** start of DATA FOR THIS TASK **

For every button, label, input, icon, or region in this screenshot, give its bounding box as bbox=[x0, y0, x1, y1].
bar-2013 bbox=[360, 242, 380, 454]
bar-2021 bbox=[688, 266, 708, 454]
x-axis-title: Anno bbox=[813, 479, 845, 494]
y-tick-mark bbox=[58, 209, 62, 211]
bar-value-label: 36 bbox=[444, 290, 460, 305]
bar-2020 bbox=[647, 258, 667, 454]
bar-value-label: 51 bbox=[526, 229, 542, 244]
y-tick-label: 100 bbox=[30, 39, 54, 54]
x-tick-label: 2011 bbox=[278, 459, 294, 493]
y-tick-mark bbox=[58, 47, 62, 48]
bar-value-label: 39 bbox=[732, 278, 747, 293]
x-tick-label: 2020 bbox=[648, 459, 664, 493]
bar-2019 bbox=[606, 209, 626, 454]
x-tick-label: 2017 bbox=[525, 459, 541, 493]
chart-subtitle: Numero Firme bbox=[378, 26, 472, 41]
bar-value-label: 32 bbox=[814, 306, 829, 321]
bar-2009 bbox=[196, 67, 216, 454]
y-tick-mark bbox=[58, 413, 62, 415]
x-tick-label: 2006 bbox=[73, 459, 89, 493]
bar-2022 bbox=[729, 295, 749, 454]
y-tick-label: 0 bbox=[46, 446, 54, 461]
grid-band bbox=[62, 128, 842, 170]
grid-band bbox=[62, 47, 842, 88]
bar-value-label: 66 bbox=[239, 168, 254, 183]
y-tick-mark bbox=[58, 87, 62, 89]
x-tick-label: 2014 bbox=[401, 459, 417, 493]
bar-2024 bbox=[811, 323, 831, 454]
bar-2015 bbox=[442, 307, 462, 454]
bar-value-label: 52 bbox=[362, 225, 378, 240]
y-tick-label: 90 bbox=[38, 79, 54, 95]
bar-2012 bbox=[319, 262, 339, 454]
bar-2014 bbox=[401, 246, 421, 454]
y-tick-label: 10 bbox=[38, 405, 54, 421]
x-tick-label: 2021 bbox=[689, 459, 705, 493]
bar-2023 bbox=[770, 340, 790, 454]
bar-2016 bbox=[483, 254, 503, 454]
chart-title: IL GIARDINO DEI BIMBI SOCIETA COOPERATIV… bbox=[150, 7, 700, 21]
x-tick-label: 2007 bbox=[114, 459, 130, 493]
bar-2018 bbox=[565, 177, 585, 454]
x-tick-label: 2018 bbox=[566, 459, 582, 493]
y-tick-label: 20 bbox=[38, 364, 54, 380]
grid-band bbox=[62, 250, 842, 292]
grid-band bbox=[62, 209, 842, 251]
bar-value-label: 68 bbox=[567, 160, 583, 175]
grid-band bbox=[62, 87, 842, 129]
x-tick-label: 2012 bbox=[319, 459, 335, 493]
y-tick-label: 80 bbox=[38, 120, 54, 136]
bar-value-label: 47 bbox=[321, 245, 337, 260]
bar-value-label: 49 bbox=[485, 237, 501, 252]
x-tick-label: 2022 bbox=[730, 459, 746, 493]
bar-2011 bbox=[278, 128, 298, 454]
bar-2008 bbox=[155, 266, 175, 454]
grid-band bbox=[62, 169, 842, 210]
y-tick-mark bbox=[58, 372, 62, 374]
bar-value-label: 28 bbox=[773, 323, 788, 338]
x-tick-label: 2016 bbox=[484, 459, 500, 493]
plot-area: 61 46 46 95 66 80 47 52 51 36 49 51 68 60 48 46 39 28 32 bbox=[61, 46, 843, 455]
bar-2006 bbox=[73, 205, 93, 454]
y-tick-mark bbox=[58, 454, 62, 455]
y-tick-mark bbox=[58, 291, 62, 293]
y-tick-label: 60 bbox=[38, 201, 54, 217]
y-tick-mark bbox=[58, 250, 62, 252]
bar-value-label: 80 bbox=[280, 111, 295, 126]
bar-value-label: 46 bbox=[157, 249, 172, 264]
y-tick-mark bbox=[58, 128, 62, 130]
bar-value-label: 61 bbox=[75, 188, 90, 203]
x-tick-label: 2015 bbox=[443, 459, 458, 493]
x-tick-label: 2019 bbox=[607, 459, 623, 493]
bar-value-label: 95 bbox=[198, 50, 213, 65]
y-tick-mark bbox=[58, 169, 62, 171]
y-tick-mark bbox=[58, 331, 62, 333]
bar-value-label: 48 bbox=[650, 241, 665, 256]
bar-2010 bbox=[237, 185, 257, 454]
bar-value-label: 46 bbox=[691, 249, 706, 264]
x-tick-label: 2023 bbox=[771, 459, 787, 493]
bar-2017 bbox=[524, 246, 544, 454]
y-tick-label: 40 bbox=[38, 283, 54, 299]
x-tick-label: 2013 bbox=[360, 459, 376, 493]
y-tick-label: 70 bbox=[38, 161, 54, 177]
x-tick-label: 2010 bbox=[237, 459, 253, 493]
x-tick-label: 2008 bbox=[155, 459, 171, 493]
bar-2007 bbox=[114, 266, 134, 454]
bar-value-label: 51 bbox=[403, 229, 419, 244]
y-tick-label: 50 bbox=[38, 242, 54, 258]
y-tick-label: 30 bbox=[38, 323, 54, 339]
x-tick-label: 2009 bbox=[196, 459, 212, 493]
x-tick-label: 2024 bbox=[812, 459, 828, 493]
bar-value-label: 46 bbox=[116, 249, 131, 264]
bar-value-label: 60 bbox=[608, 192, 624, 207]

** end of DATA FOR THIS TASK **

** AIM OF THE TASK **
Reproduce the listing above verbatim, keeping every line and its original order unchanged.

** WRITTEN ANSWER **
For every button, label, input, icon, or region in this screenshot, give its bounding box as bbox=[x0, y0, x1, y1].
bar-2013 bbox=[360, 242, 380, 454]
bar-2021 bbox=[688, 266, 708, 454]
x-axis-title: Anno bbox=[813, 479, 845, 494]
y-tick-mark bbox=[58, 209, 62, 211]
bar-value-label: 36 bbox=[444, 290, 460, 305]
bar-2020 bbox=[647, 258, 667, 454]
bar-value-label: 51 bbox=[526, 229, 542, 244]
y-tick-label: 100 bbox=[30, 39, 54, 54]
x-tick-label: 2011 bbox=[278, 459, 294, 493]
y-tick-mark bbox=[58, 47, 62, 48]
bar-value-label: 39 bbox=[732, 278, 747, 293]
x-tick-label: 2020 bbox=[648, 459, 664, 493]
bar-2019 bbox=[606, 209, 626, 454]
x-tick-label: 2017 bbox=[525, 459, 541, 493]
chart-subtitle: Numero Firme bbox=[378, 26, 472, 41]
bar-value-label: 32 bbox=[814, 306, 829, 321]
bar-2009 bbox=[196, 67, 216, 454]
y-tick-mark bbox=[58, 413, 62, 415]
x-tick-label: 2006 bbox=[73, 459, 89, 493]
bar-2022 bbox=[729, 295, 749, 454]
y-tick-label: 0 bbox=[46, 446, 54, 461]
grid-band bbox=[62, 128, 842, 170]
grid-band bbox=[62, 47, 842, 88]
bar-value-label: 66 bbox=[239, 168, 254, 183]
y-tick-mark bbox=[58, 87, 62, 89]
x-tick-label: 2014 bbox=[401, 459, 417, 493]
bar-2024 bbox=[811, 323, 831, 454]
bar-2015 bbox=[442, 307, 462, 454]
bar-value-label: 52 bbox=[362, 225, 378, 240]
y-tick-label: 90 bbox=[38, 79, 54, 95]
bar-2012 bbox=[319, 262, 339, 454]
bar-2014 bbox=[401, 246, 421, 454]
y-tick-label: 10 bbox=[38, 405, 54, 421]
x-tick-label: 2021 bbox=[689, 459, 705, 493]
bar-2023 bbox=[770, 340, 790, 454]
bar-2016 bbox=[483, 254, 503, 454]
chart-title: IL GIARDINO DEI BIMBI SOCIETA COOPERATIV… bbox=[150, 7, 700, 21]
x-tick-label: 2007 bbox=[114, 459, 130, 493]
bar-2018 bbox=[565, 177, 585, 454]
x-tick-label: 2018 bbox=[566, 459, 582, 493]
y-tick-label: 20 bbox=[38, 364, 54, 380]
grid-band bbox=[62, 250, 842, 292]
grid-band bbox=[62, 209, 842, 251]
bar-value-label: 68 bbox=[567, 160, 583, 175]
grid-band bbox=[62, 87, 842, 129]
x-tick-label: 2012 bbox=[319, 459, 335, 493]
y-tick-label: 80 bbox=[38, 120, 54, 136]
bar-value-label: 47 bbox=[321, 245, 337, 260]
bar-value-label: 49 bbox=[485, 237, 501, 252]
x-tick-label: 2022 bbox=[730, 459, 746, 493]
bar-2011 bbox=[278, 128, 298, 454]
bar-2008 bbox=[155, 266, 175, 454]
grid-band bbox=[62, 169, 842, 210]
y-tick-mark bbox=[58, 372, 62, 374]
bar-value-label: 28 bbox=[773, 323, 788, 338]
x-tick-label: 2016 bbox=[484, 459, 500, 493]
plot-area: 61 46 46 95 66 80 47 52 51 36 49 51 68 60 48 46 39 28 32 bbox=[61, 46, 843, 455]
bar-2006 bbox=[73, 205, 93, 454]
y-tick-mark bbox=[58, 454, 62, 455]
y-tick-mark bbox=[58, 291, 62, 293]
y-tick-label: 60 bbox=[38, 201, 54, 217]
y-tick-mark bbox=[58, 250, 62, 252]
bar-value-label: 80 bbox=[280, 111, 295, 126]
bar-value-label: 46 bbox=[157, 249, 172, 264]
y-tick-mark bbox=[58, 128, 62, 130]
bar-value-label: 61 bbox=[75, 188, 90, 203]
x-tick-label: 2015 bbox=[443, 459, 458, 493]
x-tick-label: 2019 bbox=[607, 459, 623, 493]
bar-value-label: 95 bbox=[198, 50, 213, 65]
y-tick-mark bbox=[58, 169, 62, 171]
y-tick-mark bbox=[58, 331, 62, 333]
bar-value-label: 48 bbox=[650, 241, 665, 256]
bar-2010 bbox=[237, 185, 257, 454]
bar-value-label: 46 bbox=[691, 249, 706, 264]
x-tick-label: 2023 bbox=[771, 459, 787, 493]
bar-2017 bbox=[524, 246, 544, 454]
y-tick-label: 40 bbox=[38, 283, 54, 299]
x-tick-label: 2013 bbox=[360, 459, 376, 493]
y-tick-label: 70 bbox=[38, 161, 54, 177]
x-tick-label: 2010 bbox=[237, 459, 253, 493]
x-tick-label: 2008 bbox=[155, 459, 171, 493]
bar-2007 bbox=[114, 266, 134, 454]
bar-value-label: 51 bbox=[403, 229, 419, 244]
y-tick-label: 50 bbox=[38, 242, 54, 258]
y-tick-label: 30 bbox=[38, 323, 54, 339]
x-tick-label: 2009 bbox=[196, 459, 212, 493]
x-tick-label: 2024 bbox=[812, 459, 828, 493]
bar-value-label: 46 bbox=[116, 249, 131, 264]
bar-value-label: 60 bbox=[608, 192, 624, 207]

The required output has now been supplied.